→ **Aim**
Pull out the lines from the one containing "y-tick-label: 50 <box>381 470 399 486</box>" through the one containing "y-tick-label: 100 <box>372 48 399 64</box>", including both, and copy them word for word.

(Listings of boxed layout items)
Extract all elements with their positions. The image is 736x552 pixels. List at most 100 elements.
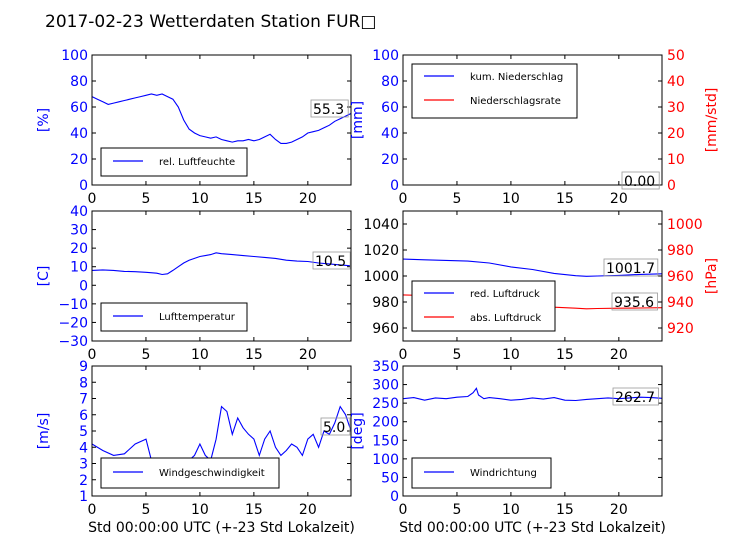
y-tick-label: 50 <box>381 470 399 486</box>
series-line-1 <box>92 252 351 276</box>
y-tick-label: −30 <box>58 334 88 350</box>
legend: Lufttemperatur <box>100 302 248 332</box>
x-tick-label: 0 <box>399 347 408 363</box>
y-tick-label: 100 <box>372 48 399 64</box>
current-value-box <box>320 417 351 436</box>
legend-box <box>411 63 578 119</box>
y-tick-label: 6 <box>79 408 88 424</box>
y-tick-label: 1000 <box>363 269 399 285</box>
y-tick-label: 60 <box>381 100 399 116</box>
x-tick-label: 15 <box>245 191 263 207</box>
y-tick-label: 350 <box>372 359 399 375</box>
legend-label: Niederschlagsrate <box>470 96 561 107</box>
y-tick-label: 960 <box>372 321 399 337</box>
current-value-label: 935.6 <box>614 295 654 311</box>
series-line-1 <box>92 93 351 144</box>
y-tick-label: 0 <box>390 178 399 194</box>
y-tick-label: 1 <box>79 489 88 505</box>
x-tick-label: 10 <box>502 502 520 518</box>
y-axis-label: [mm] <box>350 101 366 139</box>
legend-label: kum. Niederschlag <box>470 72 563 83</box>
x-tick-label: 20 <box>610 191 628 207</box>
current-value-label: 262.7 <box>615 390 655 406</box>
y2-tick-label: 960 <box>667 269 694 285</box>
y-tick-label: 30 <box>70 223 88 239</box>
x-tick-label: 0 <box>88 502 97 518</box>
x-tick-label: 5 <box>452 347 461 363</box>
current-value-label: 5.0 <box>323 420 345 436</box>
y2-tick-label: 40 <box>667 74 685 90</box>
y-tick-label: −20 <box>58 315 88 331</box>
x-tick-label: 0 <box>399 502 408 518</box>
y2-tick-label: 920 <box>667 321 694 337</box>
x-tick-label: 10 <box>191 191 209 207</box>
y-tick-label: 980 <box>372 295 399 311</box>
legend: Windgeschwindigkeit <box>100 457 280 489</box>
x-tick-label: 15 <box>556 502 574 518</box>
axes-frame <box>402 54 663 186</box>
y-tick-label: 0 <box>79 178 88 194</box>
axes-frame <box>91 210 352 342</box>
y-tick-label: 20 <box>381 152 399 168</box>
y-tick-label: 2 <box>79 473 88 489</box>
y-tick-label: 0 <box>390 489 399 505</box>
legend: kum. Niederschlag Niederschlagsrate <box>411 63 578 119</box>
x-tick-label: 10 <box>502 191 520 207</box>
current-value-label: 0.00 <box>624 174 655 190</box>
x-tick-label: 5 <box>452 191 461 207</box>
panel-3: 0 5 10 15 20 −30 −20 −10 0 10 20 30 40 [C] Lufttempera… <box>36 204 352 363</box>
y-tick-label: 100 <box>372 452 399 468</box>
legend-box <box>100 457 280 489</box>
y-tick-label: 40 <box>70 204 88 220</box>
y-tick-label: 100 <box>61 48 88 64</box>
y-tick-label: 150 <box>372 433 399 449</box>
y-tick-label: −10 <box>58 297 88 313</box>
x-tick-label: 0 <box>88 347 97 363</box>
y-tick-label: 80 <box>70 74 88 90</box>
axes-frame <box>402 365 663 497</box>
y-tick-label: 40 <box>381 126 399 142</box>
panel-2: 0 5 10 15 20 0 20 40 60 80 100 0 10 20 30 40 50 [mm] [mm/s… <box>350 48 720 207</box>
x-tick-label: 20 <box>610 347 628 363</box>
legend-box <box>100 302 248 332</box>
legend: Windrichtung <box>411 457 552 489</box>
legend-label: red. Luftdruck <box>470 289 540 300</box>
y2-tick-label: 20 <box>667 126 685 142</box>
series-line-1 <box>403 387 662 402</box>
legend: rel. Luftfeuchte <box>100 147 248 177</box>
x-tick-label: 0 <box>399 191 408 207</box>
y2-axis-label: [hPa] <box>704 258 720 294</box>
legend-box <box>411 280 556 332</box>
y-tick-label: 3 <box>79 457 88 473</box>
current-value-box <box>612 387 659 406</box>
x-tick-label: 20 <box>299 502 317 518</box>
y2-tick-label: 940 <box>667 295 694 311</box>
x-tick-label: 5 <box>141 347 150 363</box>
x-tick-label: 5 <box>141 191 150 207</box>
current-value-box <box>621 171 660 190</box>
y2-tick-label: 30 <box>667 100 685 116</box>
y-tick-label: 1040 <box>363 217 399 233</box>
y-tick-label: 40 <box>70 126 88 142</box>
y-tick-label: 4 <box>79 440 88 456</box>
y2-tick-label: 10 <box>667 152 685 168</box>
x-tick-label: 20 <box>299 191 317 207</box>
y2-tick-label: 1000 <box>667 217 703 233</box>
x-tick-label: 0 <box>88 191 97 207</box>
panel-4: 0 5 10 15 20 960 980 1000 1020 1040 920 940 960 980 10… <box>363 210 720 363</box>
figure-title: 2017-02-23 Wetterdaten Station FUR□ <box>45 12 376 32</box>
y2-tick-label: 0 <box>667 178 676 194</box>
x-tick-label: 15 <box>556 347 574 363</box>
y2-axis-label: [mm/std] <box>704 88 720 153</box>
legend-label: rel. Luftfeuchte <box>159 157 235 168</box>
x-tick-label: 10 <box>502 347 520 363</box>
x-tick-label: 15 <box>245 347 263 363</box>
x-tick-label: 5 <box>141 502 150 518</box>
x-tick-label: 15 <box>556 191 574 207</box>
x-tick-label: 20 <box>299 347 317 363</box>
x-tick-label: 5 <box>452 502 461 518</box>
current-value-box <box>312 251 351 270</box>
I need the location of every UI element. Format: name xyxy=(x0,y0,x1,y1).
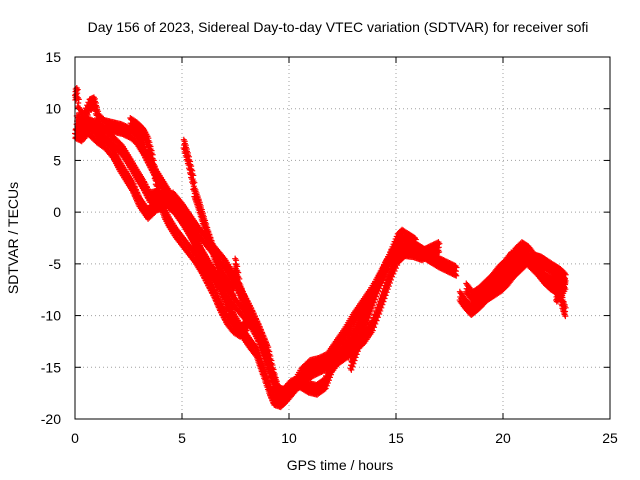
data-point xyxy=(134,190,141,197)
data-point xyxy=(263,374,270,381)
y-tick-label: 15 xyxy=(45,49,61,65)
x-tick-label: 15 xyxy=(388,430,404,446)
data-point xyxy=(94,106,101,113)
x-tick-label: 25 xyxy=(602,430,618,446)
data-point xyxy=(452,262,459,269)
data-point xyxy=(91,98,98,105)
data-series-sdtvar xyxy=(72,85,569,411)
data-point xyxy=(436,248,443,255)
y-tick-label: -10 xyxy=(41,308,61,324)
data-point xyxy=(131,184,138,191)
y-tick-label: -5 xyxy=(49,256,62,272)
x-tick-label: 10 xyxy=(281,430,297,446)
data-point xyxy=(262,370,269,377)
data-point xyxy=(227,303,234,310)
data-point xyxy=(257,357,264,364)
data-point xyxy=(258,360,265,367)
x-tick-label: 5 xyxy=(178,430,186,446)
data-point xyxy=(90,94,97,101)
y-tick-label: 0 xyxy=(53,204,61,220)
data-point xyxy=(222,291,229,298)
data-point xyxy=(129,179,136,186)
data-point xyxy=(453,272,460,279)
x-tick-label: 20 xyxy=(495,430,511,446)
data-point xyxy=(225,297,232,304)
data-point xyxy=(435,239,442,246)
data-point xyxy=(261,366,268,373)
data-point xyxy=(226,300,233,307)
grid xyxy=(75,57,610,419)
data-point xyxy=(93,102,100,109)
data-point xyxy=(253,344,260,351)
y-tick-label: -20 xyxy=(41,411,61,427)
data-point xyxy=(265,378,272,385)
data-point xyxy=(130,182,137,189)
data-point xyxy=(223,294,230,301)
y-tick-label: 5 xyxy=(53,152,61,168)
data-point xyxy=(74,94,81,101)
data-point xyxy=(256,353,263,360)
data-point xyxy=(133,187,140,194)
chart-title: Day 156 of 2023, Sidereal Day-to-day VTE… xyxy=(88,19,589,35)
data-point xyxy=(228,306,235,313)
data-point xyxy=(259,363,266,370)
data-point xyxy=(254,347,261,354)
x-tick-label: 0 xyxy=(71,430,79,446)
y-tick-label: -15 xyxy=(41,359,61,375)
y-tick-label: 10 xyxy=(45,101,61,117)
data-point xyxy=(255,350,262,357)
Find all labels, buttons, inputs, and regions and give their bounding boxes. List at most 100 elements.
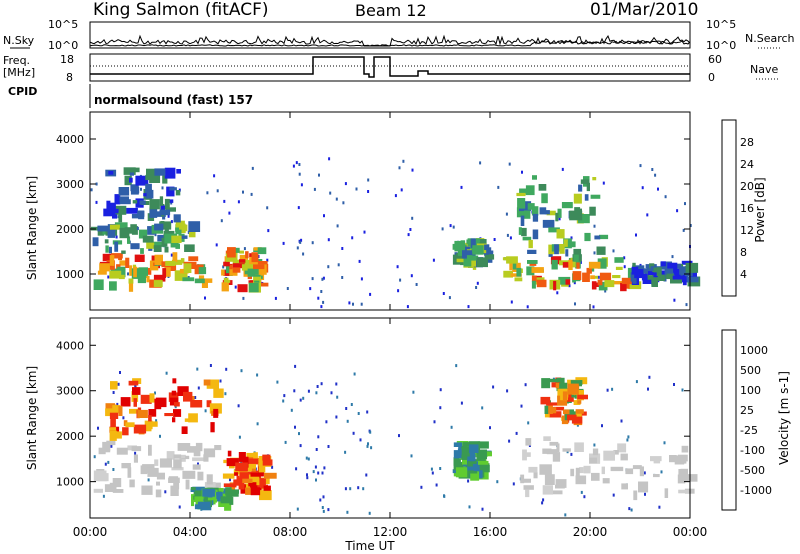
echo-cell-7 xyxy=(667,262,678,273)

→ **Exercise solution**
y-tick-label: 50 <box>381 470 399 486</box>
series-line-1 <box>92 252 351 276</box>
y-tick-label: −30 <box>58 334 88 350</box>
legend: Lufttemperatur <box>100 302 248 332</box>
x-tick-label: 0 <box>399 347 408 363</box>
y-tick-label: 100 <box>372 48 399 64</box>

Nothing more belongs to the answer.